Prompt:
From the entries provided below, copy each line that contains the word "this".

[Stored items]
+ + +

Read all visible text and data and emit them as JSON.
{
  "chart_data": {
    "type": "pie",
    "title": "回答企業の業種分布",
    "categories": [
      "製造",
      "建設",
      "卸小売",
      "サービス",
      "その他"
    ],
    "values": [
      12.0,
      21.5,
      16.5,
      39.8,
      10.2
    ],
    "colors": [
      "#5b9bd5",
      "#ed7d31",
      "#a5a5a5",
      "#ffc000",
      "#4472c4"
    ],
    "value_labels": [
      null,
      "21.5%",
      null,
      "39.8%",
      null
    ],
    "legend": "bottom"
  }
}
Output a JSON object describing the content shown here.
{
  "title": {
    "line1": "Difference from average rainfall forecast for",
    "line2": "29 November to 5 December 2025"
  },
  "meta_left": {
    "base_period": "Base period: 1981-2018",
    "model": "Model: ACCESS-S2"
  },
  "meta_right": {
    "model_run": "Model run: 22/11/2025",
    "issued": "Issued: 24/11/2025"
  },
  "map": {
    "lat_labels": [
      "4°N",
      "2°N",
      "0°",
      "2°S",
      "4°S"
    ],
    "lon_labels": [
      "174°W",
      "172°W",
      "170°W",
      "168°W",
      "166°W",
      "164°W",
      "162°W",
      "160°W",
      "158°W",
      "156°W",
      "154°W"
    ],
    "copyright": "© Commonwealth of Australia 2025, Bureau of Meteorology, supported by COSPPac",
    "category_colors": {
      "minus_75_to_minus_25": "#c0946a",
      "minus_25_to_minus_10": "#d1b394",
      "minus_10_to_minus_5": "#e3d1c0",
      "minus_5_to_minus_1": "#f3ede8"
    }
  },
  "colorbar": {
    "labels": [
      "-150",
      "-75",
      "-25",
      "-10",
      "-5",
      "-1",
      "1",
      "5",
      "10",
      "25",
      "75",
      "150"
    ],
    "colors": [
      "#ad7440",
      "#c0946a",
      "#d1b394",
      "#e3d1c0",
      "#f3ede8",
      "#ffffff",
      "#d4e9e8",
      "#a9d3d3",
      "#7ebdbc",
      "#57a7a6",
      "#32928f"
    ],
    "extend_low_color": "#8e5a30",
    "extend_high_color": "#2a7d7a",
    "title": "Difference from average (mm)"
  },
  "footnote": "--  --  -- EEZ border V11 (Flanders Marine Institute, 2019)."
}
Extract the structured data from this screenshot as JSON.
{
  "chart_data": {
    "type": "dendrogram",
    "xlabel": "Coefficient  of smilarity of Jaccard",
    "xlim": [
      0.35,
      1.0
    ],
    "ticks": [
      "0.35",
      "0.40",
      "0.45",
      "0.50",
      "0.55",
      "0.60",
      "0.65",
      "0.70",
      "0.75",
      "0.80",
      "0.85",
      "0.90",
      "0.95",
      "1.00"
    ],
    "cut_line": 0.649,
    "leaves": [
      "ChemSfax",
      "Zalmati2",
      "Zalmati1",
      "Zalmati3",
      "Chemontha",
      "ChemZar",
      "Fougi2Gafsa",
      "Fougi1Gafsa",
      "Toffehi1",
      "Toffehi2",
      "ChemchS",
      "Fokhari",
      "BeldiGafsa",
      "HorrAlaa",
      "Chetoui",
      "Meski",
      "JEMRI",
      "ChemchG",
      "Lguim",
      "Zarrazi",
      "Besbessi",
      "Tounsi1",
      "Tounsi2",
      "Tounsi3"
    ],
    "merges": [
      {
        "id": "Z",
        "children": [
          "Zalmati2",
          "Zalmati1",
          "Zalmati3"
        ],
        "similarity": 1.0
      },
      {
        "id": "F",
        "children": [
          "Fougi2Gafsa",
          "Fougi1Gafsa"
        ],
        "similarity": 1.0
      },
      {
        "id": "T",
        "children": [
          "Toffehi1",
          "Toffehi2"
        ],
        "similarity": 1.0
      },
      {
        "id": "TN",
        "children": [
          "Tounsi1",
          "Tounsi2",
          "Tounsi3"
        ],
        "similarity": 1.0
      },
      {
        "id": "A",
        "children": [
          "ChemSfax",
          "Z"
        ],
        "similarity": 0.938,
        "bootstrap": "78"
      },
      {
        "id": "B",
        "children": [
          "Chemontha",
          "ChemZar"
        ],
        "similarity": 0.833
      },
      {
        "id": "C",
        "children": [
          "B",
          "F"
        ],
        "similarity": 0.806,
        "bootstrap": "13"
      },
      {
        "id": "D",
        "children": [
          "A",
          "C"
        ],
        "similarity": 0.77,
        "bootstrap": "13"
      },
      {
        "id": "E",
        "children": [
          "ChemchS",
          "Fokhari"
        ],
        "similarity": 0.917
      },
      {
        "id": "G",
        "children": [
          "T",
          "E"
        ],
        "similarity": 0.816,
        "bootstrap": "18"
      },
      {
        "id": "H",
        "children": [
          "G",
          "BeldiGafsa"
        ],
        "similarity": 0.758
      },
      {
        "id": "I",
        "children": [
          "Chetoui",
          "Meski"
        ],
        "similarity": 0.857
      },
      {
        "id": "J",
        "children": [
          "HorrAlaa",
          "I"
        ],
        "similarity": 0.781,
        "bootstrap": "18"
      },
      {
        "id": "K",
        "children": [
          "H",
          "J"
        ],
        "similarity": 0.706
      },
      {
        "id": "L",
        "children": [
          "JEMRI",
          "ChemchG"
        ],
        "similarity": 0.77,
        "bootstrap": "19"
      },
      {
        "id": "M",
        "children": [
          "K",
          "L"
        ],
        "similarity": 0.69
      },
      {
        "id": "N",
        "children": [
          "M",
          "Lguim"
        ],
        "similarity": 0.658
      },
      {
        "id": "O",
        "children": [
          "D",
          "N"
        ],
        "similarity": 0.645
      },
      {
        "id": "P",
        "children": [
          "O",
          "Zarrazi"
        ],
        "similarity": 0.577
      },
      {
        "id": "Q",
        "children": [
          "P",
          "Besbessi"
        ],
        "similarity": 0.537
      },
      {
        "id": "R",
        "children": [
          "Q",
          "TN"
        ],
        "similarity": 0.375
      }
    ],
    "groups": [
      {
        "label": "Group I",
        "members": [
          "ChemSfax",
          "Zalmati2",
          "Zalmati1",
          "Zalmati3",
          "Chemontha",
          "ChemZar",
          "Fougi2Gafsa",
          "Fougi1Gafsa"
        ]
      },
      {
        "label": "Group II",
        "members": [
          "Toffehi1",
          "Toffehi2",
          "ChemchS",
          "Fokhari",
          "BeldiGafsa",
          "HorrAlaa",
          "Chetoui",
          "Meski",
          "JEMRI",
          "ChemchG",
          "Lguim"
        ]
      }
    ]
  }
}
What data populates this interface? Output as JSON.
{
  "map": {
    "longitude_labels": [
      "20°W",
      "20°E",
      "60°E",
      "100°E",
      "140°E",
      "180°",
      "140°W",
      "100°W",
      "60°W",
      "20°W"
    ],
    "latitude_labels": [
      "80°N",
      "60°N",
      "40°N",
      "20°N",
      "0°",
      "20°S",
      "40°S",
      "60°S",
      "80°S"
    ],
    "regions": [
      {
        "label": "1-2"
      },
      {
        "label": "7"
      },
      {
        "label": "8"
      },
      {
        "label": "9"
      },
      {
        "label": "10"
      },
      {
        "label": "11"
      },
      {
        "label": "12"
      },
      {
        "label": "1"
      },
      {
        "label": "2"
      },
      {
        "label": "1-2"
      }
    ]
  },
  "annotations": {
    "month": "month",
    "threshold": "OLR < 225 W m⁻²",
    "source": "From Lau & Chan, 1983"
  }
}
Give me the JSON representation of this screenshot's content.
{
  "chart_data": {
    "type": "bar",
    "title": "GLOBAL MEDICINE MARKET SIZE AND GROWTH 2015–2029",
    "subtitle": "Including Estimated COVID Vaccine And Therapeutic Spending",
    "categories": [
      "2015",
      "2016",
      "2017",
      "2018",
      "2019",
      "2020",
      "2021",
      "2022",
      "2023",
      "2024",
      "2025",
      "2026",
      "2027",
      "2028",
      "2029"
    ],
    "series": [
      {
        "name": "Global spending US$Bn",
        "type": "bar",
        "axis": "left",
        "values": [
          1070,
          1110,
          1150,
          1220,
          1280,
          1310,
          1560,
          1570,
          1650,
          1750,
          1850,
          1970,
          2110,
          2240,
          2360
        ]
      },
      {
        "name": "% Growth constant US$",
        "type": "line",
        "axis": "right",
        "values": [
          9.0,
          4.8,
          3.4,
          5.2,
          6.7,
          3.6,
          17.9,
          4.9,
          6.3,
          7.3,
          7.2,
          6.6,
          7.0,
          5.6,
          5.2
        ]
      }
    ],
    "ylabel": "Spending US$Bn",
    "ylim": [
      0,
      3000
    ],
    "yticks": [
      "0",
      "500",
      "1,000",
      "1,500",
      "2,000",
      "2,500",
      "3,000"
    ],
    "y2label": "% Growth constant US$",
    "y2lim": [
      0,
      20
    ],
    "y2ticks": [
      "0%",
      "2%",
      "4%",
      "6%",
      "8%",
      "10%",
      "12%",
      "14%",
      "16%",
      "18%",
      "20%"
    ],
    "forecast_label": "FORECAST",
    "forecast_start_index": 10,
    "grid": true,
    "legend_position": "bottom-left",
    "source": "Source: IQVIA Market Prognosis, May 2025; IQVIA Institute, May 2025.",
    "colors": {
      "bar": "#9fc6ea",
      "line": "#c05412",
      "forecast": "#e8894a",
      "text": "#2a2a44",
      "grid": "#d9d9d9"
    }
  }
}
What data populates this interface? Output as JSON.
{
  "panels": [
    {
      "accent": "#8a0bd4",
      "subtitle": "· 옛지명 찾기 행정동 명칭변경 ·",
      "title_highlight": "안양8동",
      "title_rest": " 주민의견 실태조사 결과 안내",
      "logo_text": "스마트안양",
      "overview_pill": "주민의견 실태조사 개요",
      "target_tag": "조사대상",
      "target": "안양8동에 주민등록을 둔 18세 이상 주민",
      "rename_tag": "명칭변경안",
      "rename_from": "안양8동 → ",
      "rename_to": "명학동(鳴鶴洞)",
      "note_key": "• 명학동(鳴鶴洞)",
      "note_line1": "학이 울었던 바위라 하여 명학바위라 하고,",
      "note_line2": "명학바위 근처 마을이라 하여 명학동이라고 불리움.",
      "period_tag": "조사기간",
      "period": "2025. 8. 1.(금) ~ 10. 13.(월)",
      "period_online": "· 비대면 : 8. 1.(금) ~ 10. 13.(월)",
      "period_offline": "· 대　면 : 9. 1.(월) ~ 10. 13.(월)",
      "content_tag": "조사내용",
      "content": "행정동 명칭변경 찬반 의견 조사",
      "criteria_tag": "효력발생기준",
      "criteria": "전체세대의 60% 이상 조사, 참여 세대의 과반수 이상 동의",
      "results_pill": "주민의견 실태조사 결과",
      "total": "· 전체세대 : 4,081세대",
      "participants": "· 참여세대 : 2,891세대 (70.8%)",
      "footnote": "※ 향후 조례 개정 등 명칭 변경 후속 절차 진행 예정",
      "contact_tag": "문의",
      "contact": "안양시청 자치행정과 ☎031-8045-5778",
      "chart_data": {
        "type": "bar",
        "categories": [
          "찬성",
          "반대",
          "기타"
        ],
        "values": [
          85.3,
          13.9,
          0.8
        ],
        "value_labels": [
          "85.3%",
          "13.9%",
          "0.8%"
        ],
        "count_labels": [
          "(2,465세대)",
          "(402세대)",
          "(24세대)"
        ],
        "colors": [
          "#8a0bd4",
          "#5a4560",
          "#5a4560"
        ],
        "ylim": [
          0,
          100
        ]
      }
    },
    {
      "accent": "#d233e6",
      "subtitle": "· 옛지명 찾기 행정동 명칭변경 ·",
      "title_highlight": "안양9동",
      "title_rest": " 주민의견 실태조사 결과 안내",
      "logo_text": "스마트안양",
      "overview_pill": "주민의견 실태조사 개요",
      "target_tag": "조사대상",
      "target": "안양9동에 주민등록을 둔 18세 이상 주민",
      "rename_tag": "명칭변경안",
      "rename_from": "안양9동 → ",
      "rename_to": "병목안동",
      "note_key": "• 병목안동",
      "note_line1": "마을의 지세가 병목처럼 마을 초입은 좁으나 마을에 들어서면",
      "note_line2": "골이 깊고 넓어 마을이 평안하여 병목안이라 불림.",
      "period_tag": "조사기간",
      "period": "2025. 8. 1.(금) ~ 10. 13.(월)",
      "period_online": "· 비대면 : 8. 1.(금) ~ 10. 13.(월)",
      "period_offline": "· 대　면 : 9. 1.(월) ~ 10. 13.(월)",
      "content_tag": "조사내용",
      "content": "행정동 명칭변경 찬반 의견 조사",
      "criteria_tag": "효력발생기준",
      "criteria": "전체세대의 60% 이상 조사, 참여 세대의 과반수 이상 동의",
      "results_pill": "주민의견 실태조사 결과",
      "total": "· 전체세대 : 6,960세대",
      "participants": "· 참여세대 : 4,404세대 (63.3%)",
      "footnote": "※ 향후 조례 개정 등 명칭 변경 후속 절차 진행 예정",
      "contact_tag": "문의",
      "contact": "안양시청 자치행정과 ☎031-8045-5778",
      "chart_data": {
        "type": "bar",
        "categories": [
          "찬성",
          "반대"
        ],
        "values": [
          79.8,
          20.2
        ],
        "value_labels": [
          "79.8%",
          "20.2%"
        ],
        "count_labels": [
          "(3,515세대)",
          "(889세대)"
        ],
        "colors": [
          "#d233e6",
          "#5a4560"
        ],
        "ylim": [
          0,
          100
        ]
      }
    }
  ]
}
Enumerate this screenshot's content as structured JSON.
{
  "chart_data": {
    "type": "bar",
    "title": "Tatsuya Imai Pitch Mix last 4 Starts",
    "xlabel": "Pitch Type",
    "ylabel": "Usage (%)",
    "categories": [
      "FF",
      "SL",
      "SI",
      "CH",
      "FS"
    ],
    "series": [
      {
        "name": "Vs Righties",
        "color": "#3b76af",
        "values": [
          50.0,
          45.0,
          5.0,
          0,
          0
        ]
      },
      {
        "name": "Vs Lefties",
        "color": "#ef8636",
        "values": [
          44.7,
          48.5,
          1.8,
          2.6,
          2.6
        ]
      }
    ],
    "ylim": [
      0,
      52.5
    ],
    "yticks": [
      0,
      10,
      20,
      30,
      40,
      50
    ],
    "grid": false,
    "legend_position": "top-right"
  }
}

+ + +

Output of the exercise:
Extract the structured data from this screenshot as JSON.
What data populates this interface? Output as JSON.
Give me the JSON representation of this screenshot's content.
What data populates this interface? Output as JSON.
Enumerate this screenshot's content as structured JSON.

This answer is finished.